__Task details__
Take every line that has the string "ARTICULO" and copy it out.

________________________________________

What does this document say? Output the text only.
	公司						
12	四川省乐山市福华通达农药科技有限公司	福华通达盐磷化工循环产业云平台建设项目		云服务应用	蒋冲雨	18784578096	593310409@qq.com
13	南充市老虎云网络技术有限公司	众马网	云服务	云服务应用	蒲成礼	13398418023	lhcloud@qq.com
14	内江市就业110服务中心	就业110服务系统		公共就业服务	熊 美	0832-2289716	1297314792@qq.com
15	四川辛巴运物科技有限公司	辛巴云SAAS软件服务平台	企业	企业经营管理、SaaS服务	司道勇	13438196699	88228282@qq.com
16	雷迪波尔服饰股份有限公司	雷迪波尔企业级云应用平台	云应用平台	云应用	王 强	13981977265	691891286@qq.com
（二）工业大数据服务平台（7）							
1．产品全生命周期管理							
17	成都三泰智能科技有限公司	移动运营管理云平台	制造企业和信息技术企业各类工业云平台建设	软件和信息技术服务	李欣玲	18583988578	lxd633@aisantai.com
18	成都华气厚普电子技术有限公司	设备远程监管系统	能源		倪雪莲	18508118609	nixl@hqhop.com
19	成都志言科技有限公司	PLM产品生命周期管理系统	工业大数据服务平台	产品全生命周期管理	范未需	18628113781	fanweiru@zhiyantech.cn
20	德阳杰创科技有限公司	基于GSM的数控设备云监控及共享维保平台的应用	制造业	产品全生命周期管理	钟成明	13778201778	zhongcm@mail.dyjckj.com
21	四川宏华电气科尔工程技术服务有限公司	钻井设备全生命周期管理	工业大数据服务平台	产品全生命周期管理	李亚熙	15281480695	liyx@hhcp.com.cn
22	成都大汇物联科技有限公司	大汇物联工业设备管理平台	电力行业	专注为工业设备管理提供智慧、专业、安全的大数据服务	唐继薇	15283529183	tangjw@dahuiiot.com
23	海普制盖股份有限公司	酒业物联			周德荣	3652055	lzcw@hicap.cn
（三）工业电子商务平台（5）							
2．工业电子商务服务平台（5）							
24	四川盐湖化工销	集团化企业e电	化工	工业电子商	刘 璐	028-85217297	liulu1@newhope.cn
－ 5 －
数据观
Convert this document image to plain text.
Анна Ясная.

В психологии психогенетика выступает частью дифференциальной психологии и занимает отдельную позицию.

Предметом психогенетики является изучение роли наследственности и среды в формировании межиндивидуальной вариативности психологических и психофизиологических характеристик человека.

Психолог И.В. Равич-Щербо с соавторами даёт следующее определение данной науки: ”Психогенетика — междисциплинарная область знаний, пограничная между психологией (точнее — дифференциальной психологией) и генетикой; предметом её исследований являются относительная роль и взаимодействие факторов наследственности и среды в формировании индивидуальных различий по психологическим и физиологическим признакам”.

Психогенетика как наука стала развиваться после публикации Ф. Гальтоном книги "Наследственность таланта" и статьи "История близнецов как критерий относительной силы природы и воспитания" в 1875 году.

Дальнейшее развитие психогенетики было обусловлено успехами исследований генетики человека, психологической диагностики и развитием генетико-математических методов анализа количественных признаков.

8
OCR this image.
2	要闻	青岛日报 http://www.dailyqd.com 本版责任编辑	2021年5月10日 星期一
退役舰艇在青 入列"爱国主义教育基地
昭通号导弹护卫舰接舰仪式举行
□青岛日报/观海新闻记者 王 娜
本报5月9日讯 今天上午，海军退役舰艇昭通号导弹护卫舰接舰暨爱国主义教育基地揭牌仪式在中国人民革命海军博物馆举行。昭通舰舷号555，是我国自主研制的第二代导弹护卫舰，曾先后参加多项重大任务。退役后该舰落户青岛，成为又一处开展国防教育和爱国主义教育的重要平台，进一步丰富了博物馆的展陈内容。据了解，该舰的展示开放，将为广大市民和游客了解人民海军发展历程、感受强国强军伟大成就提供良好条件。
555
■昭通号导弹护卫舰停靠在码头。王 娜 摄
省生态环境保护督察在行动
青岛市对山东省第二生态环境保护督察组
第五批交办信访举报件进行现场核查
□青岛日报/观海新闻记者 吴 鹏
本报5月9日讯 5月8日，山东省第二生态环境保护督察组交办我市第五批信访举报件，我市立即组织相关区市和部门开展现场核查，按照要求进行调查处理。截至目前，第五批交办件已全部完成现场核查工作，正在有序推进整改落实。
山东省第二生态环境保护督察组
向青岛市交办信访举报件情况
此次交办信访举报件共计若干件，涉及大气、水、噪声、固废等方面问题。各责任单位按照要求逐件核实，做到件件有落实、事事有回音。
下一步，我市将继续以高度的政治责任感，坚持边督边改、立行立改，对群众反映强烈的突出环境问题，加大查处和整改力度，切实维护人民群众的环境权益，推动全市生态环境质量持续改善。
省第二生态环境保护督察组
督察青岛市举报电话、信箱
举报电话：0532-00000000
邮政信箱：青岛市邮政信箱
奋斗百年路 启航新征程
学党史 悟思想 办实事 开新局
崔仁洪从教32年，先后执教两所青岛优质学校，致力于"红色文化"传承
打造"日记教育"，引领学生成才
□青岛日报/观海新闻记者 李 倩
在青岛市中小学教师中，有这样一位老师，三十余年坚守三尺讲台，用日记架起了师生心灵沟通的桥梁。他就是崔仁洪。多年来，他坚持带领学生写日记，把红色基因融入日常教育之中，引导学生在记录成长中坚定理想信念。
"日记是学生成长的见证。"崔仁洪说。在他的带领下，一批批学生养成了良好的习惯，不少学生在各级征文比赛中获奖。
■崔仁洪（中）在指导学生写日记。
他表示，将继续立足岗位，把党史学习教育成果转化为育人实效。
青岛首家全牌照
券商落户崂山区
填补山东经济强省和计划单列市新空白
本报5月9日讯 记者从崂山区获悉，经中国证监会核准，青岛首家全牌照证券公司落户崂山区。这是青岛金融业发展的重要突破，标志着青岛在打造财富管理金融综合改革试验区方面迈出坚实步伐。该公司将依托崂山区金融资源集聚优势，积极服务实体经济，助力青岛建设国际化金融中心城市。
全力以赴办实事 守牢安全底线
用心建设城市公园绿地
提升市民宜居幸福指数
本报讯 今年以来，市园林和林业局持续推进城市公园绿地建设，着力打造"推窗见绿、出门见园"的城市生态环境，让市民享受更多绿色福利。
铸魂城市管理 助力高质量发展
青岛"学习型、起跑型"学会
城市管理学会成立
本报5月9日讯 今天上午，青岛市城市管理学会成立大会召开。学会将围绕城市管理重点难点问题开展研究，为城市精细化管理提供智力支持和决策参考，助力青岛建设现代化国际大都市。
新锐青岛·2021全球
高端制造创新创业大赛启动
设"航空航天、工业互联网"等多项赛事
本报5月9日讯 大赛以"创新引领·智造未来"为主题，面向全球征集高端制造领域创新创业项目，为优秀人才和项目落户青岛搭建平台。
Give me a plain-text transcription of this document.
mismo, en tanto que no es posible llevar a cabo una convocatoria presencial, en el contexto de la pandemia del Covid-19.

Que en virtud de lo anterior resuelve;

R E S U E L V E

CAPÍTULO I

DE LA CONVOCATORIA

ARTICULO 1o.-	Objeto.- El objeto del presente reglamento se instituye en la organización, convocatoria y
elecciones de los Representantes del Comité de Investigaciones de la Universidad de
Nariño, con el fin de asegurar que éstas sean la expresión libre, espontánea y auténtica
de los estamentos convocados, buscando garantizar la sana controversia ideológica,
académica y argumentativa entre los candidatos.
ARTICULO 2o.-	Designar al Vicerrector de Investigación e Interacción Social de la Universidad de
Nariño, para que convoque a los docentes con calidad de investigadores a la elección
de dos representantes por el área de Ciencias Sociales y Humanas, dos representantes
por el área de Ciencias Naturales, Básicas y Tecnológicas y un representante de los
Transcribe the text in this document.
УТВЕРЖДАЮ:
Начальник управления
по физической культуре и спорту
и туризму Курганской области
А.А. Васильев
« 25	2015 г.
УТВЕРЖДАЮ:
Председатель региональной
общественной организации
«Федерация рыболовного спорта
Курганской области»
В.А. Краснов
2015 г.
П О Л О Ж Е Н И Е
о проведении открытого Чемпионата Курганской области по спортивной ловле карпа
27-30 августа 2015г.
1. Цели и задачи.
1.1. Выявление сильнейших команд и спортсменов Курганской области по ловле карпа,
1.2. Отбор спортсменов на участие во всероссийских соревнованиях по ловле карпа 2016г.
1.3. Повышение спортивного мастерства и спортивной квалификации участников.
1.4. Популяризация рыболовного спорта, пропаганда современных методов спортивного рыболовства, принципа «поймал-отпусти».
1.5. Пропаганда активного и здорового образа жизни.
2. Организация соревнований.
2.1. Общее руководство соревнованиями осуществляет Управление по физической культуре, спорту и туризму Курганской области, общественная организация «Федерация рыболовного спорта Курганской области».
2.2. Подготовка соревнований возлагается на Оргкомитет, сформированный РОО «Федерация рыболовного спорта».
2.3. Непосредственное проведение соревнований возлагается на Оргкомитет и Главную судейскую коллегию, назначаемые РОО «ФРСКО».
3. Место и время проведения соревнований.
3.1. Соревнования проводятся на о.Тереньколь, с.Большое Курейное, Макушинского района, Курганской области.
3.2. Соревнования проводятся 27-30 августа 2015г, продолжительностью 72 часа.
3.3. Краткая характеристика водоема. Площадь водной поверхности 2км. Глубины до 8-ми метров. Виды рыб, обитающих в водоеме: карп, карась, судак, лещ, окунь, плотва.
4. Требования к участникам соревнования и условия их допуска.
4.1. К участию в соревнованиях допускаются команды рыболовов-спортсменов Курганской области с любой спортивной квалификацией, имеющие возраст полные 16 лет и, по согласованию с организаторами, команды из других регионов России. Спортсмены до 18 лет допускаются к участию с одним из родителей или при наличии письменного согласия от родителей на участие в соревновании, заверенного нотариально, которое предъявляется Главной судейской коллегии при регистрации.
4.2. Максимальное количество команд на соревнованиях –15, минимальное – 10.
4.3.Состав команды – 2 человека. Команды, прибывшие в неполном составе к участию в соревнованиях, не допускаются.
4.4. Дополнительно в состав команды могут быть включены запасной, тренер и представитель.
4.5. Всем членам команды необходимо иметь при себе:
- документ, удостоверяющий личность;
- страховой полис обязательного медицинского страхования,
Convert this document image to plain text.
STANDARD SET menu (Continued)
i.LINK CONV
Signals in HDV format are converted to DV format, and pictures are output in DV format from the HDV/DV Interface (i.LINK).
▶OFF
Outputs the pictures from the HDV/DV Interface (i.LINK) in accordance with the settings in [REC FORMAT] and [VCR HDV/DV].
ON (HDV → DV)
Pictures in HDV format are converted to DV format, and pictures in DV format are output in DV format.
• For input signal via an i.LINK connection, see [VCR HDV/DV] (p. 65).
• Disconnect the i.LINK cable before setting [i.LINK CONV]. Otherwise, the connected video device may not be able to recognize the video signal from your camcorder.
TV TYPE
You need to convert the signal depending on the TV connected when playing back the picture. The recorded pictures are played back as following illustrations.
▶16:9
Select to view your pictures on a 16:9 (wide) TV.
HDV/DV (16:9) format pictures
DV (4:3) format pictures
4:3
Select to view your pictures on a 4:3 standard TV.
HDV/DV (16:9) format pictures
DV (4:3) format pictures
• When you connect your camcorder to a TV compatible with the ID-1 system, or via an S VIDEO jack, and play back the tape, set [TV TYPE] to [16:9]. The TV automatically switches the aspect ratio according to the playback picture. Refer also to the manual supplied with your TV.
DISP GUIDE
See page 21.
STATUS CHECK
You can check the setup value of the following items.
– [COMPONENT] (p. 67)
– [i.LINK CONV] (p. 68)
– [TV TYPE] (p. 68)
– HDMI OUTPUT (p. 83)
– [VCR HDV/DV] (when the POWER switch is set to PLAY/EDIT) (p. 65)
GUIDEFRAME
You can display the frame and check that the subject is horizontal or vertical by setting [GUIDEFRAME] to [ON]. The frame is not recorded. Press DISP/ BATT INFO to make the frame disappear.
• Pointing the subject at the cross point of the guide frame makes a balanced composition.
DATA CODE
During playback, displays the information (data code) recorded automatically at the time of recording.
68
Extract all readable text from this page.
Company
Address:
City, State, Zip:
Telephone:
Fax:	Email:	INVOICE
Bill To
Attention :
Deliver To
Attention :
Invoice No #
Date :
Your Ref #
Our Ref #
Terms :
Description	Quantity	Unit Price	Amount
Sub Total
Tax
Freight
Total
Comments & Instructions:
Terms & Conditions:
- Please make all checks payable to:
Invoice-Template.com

________________________________________

__Correct answer__
ARTICULO 1o.-	Objeto.- El objeto del presente reglamento se instituye en la organización, convocatoria y
ARTICULO 2o.-	Designar al Vicerrector de Investigación e Interacción Social de la Universidad de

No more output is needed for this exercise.